───── Data lines ─────
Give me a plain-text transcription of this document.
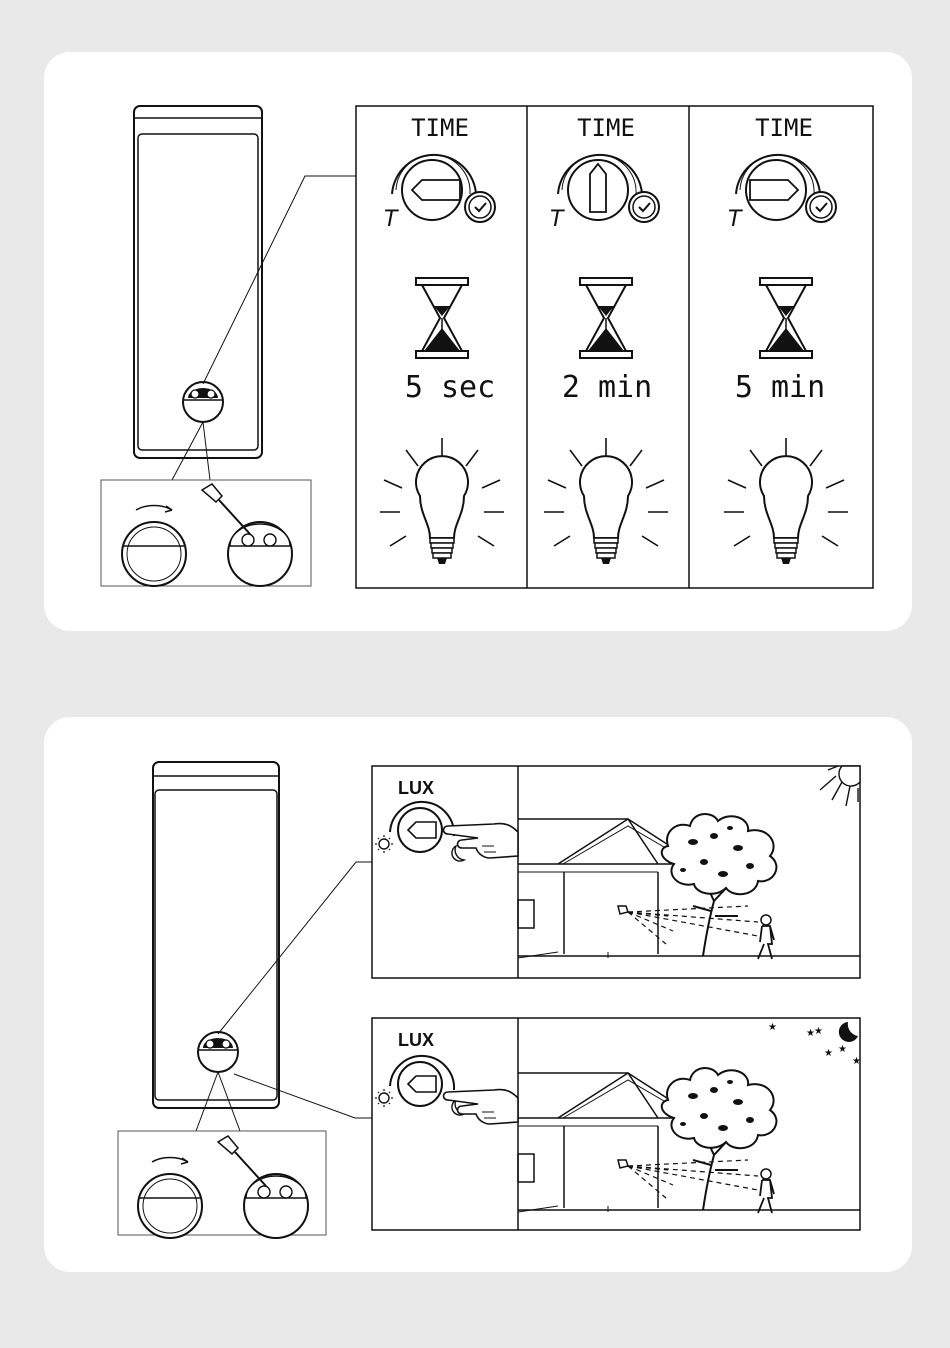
TIME
5 sec
TIME
2 min
TIME
5 min
LUX
LUX
★
★ ★
★ ★
★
─────
Take the data above and repeat it exactly, leaving each picture out.

Answer to the problem
Give me a plain-text transcription of this document.
TIME
5 sec
TIME
2 min
TIME
5 min
LUX
LUX
★
★ ★
★ ★
★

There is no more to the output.